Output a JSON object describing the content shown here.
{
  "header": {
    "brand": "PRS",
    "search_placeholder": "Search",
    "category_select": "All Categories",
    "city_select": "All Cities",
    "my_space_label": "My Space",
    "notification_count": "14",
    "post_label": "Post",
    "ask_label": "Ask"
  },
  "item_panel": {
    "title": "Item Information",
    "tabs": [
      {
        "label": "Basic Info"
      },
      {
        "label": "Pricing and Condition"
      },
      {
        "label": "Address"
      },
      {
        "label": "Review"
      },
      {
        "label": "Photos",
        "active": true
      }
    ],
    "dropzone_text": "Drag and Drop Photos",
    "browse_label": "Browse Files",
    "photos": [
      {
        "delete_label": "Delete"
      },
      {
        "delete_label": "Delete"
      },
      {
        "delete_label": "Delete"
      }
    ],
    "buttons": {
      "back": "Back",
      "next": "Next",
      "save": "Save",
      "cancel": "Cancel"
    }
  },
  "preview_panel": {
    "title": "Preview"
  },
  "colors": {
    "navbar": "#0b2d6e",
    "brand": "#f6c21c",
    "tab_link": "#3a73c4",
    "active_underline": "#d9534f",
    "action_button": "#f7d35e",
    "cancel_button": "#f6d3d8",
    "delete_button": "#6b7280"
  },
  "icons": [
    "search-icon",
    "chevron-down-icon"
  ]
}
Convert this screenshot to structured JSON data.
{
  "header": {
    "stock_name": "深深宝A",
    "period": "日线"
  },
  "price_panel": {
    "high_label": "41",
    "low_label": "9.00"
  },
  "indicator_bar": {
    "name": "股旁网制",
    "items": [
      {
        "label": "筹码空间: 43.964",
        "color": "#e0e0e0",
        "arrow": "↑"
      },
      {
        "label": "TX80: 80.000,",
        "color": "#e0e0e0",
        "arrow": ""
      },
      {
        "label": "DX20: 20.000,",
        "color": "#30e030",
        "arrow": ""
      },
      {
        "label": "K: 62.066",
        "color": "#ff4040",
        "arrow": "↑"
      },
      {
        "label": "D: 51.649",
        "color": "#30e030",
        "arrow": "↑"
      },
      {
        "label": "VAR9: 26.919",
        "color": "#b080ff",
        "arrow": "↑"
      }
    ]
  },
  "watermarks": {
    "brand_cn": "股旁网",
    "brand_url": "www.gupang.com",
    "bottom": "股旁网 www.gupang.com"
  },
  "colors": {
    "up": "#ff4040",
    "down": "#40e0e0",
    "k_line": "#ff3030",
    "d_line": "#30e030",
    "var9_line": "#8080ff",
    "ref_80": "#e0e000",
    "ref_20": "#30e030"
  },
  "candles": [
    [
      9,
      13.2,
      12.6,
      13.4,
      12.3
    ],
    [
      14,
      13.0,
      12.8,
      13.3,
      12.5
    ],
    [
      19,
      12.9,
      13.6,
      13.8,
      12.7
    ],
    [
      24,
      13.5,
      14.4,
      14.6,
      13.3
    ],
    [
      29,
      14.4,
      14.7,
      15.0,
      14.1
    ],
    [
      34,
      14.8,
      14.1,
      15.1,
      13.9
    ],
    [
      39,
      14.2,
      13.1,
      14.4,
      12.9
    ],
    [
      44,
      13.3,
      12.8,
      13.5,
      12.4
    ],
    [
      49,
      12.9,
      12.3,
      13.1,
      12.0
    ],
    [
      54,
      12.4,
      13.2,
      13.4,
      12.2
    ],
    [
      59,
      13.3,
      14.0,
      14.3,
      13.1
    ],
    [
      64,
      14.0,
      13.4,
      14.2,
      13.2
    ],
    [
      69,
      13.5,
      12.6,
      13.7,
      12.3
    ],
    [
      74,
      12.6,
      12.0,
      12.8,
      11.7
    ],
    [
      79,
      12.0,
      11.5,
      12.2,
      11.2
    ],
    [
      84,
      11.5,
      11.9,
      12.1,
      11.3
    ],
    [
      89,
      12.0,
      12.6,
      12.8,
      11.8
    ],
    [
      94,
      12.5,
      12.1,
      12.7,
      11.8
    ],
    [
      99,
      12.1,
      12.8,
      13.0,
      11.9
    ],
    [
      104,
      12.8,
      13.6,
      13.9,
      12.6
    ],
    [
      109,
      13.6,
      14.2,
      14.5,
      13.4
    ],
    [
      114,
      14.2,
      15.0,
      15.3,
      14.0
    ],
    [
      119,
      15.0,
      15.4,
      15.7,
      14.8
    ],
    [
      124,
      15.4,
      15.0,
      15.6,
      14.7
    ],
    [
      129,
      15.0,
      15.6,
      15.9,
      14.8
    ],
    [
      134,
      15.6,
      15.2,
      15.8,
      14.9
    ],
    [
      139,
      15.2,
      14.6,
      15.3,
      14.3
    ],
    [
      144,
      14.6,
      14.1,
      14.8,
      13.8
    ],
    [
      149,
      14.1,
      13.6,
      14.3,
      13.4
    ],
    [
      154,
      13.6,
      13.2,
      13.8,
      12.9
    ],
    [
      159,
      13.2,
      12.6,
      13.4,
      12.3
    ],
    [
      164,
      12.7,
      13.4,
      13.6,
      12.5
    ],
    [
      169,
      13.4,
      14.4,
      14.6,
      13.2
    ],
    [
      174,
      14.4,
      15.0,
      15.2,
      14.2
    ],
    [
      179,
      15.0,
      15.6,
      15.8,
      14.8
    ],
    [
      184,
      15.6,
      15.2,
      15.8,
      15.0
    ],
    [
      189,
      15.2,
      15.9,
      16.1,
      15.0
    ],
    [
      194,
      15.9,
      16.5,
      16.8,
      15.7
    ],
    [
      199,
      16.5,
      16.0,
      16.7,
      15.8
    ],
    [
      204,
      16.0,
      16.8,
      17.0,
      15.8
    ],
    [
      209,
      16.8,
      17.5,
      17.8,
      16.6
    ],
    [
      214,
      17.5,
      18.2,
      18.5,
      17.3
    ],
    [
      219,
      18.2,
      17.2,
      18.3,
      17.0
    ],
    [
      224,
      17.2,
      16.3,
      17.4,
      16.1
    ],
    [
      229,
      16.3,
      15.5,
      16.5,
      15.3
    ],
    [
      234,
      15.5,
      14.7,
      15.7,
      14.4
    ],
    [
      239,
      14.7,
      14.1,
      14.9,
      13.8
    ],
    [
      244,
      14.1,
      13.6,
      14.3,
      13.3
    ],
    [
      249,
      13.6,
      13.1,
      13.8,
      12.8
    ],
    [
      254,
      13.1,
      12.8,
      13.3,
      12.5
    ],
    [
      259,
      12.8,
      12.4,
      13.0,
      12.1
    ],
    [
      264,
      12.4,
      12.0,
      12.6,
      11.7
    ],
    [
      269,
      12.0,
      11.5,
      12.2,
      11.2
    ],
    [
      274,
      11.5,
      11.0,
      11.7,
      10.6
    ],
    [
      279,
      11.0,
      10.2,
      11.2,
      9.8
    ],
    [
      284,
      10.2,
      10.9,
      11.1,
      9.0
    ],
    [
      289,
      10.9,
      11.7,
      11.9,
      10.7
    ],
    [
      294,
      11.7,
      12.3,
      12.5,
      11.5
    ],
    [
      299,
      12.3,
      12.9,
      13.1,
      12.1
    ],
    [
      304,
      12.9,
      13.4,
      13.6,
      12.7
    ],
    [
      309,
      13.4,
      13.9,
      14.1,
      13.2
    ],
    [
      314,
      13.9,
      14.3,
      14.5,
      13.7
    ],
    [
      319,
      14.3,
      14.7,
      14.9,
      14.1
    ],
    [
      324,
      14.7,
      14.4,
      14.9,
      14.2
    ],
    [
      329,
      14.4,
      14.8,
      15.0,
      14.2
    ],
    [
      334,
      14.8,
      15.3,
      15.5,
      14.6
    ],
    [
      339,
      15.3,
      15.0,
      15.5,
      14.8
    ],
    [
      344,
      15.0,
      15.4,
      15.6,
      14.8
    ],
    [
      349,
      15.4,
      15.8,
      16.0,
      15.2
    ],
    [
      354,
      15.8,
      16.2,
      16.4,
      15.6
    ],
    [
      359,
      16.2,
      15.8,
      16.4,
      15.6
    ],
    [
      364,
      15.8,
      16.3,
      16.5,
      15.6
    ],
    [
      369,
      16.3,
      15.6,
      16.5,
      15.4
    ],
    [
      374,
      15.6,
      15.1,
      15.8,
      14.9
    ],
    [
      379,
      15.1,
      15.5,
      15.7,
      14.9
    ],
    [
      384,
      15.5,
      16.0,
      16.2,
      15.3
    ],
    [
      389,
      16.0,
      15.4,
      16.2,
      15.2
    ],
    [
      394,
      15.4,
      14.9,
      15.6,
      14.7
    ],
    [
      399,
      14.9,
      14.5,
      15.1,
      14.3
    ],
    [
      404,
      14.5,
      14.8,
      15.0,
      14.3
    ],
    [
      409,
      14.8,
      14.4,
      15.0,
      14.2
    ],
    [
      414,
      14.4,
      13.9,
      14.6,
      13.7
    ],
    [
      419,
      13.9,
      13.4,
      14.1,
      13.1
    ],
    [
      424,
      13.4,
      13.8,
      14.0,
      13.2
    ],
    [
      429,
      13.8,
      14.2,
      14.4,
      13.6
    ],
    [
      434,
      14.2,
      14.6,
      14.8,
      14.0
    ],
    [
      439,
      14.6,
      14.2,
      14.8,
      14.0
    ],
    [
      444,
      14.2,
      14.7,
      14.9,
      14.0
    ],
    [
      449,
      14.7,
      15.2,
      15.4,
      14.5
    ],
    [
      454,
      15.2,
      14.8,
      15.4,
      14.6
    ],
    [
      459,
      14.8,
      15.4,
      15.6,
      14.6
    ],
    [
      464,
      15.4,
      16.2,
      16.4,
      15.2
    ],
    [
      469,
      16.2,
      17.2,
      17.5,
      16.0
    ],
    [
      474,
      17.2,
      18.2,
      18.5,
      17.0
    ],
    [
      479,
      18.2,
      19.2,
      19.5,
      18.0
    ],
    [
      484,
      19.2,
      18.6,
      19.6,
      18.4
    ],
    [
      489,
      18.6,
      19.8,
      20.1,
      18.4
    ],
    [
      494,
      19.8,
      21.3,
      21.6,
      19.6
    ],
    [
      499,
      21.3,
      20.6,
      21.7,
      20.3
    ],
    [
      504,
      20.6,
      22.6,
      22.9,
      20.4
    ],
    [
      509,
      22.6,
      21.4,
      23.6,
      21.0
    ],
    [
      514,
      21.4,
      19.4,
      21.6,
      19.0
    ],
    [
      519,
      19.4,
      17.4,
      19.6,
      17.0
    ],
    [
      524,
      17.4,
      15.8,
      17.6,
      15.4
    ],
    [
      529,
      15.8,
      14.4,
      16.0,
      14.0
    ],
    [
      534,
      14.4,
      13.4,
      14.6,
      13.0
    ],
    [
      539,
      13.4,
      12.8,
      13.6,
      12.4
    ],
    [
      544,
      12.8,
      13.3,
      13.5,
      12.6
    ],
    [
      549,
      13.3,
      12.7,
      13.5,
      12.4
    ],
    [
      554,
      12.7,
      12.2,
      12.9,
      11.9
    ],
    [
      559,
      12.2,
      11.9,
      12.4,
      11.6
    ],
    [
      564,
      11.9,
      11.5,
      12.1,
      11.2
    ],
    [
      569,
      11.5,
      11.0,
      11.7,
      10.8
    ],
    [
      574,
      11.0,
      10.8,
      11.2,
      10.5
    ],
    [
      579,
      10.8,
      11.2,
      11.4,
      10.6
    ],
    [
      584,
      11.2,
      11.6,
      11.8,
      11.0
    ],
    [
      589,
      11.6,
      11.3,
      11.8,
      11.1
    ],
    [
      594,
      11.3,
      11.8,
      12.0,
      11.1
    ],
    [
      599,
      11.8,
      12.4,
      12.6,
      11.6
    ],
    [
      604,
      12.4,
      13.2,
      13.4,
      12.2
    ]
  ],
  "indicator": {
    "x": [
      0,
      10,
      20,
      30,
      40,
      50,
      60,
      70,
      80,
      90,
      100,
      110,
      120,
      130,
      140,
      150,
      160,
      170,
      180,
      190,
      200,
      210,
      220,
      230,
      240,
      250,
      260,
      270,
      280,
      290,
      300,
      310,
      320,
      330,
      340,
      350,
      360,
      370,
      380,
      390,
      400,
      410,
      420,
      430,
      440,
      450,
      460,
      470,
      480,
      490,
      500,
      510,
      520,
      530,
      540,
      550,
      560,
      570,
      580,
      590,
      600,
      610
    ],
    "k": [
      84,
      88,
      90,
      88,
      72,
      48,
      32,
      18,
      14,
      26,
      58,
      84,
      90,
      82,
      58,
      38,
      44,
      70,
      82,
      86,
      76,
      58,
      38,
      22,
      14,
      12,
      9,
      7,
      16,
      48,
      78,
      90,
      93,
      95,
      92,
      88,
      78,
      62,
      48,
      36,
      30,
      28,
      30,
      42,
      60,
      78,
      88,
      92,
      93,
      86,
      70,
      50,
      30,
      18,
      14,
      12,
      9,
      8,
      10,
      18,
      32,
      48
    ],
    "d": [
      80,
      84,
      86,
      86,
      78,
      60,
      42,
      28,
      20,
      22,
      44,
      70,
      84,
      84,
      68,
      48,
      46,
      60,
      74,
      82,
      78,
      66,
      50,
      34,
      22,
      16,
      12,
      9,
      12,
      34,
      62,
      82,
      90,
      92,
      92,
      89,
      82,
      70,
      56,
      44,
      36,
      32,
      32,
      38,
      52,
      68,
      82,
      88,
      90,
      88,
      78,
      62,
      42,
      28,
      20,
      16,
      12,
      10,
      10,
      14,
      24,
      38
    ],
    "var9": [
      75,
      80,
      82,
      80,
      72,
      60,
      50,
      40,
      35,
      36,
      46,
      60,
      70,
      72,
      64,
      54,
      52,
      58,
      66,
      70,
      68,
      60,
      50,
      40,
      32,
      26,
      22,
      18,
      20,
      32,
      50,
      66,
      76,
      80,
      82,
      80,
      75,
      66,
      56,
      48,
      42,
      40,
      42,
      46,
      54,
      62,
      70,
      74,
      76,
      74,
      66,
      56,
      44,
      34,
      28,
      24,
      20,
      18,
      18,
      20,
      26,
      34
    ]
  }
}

*Problem statement*
From the data above, gather every line that includes the word "JSON".

*Expected answer*
Output a JSON object describing the content shown here.
Convert this screenshot to structured JSON data.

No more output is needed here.